(Given problem): Write out each line beneath this one exactly as it reads.

(Supplied material):
===

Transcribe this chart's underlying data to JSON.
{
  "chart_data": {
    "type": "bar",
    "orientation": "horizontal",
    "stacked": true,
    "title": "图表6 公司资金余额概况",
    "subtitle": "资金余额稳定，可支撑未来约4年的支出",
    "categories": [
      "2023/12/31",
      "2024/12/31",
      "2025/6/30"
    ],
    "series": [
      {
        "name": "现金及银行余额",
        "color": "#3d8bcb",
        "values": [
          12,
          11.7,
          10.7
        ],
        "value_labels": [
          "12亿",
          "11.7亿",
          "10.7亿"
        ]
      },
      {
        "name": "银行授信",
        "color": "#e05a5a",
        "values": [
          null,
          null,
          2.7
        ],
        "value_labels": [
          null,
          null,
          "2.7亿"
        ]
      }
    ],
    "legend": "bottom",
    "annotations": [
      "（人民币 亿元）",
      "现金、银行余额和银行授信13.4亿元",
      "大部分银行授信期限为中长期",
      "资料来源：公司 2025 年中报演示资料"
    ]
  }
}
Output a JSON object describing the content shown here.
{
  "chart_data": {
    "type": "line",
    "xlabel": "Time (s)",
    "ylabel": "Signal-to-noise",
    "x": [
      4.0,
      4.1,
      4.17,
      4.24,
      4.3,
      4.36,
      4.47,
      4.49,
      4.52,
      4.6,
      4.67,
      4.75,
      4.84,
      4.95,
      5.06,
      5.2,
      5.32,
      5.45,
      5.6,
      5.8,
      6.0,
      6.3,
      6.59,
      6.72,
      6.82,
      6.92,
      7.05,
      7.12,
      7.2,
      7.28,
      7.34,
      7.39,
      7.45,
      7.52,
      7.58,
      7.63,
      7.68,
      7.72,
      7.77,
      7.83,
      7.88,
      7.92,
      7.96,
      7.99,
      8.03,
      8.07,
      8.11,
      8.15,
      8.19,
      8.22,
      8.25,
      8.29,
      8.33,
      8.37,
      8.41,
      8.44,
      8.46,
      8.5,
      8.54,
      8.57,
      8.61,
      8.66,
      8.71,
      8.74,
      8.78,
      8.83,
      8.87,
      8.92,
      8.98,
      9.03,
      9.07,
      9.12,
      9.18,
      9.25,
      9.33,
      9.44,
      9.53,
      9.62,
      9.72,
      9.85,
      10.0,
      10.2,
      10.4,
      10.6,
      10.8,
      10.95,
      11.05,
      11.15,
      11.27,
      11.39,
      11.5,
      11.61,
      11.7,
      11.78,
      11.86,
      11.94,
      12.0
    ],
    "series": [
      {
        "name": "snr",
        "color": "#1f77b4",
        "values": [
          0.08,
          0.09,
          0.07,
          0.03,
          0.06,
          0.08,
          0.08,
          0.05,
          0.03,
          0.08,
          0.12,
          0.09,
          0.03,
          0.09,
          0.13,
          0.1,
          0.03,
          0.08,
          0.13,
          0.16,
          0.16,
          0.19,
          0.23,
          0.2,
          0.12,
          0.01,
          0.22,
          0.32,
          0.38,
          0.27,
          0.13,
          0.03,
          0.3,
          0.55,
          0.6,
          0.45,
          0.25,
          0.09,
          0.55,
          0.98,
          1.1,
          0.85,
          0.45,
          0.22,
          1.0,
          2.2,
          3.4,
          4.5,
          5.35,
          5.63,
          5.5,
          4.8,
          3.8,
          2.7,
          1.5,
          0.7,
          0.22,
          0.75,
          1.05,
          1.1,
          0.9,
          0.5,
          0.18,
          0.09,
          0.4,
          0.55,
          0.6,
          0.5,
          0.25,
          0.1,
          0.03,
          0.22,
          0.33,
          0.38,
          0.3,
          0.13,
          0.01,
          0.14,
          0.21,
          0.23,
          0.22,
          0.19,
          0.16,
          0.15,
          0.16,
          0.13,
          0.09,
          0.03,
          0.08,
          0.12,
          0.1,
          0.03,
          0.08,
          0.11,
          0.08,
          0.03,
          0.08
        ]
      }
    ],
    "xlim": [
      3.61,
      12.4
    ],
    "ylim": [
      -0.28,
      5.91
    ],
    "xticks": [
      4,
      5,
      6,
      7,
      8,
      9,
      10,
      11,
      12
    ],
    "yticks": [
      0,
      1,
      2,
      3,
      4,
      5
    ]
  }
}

===

(Output):
Transcribe this chart's underlying data to JSON.
{
  "chart_data": {
    "type": "bar",
    "orientation": "horizontal",
    "stacked": true,
    "title": "图表6 公司资金余额概况",
    "subtitle": "资金余额稳定，可支撑未来约4年的支出",
    "categories": [
      "2023/12/31",
      "2024/12/31",
      "2025/6/30"
    ],
    "series": [
      {
        "name": "现金及银行余额",
        "color": "#3d8bcb",
        "values": [
          12,
          11.7,
          10.7
        ],
        "value_labels": [
          "12亿",
          "11.7亿",
          "10.7亿"
        ]
      },
      {
        "name": "银行授信",
        "color": "#e05a5a",
        "values": [
          null,
          null,
          2.7
        ],
        "value_labels": [
          null,
          null,
          "2.7亿"
        ]
      }
    ],
    "legend": "bottom",
    "annotations": [
      "（人民币 亿元）",
      "现金、银行余额和银行授信13.4亿元",
      "大部分银行授信期限为中长期",
      "资料来源：公司 2025 年中报演示资料"
    ]
  }
}
Output a JSON object describing the content shown here.
{
  "chart_data": {
    "type": "line",
    "xlabel": "Time (s)",
    "ylabel": "Signal-to-noise",
    "x": [
      4.0,
      4.1,
      4.17,
      4.24,
      4.3,
      4.36,
      4.47,
      4.49,
      4.52,
      4.6,
      4.67,
      4.75,
      4.84,
      4.95,
      5.06,
      5.2,
      5.32,
      5.45,
      5.6,
      5.8,
      6.0,
      6.3,
      6.59,
      6.72,
      6.82,
      6.92,
      7.05,
      7.12,
      7.2,
      7.28,
      7.34,
      7.39,
      7.45,
      7.52,
      7.58,
      7.63,
      7.68,
      7.72,
      7.77,
      7.83,
      7.88,
      7.92,
      7.96,
      7.99,
      8.03,
      8.07,
      8.11,
      8.15,
      8.19,
      8.22,
      8.25,
      8.29,
      8.33,
      8.37,
      8.41,
      8.44,
      8.46,
      8.5,
      8.54,
      8.57,
      8.61,
      8.66,
      8.71,
      8.74,
      8.78,
      8.83,
      8.87,
      8.92,
      8.98,
      9.03,
      9.07,
      9.12,
      9.18,
      9.25,
      9.33,
      9.44,
      9.53,
      9.62,
      9.72,
      9.85,
      10.0,
      10.2,
      10.4,
      10.6,
      10.8,
      10.95,
      11.05,
      11.15,
      11.27,
      11.39,
      11.5,
      11.61,
      11.7,
      11.78,
      11.86,
      11.94,
      12.0
    ],
    "series": [
      {
        "name": "snr",
        "color": "#1f77b4",
        "values": [
          0.08,
          0.09,
          0.07,
          0.03,
          0.06,
          0.08,
          0.08,
          0.05,
          0.03,
          0.08,
          0.12,
          0.09,
          0.03,
          0.09,
          0.13,
          0.1,
          0.03,
          0.08,
          0.13,
          0.16,
          0.16,
          0.19,
          0.23,
          0.2,
          0.12,
          0.01,
          0.22,
          0.32,
          0.38,
          0.27,
          0.13,
          0.03,
          0.3,
          0.55,
          0.6,
          0.45,
          0.25,
          0.09,
          0.55,
          0.98,
          1.1,
          0.85,
          0.45,
          0.22,
          1.0,
          2.2,
          3.4,
          4.5,
          5.35,
          5.63,
          5.5,
          4.8,
          3.8,
          2.7,
          1.5,
          0.7,
          0.22,
          0.75,
          1.05,
          1.1,
          0.9,
          0.5,
          0.18,
          0.09,
          0.4,
          0.55,
          0.6,
          0.5,
          0.25,
          0.1,
          0.03,
          0.22,
          0.33,
          0.38,
          0.3,
          0.13,
          0.01,
          0.14,
          0.21,
          0.23,
          0.22,
          0.19,
          0.16,
          0.15,
          0.16,
          0.13,
          0.09,
          0.03,
          0.08,
          0.12,
          0.1,
          0.03,
          0.08,
          0.11,
          0.08,
          0.03,
          0.08
        ]
      }
    ],
    "xlim": [
      3.61,
      12.4
    ],
    "ylim": [
      -0.28,
      5.91
    ],
    "xticks": [
      4,
      5,
      6,
      7,
      8,
      9,
      10,
      11,
      12
    ],
    "yticks": [
      0,
      1,
      2,
      3,
      4,
      5
    ]
  }
}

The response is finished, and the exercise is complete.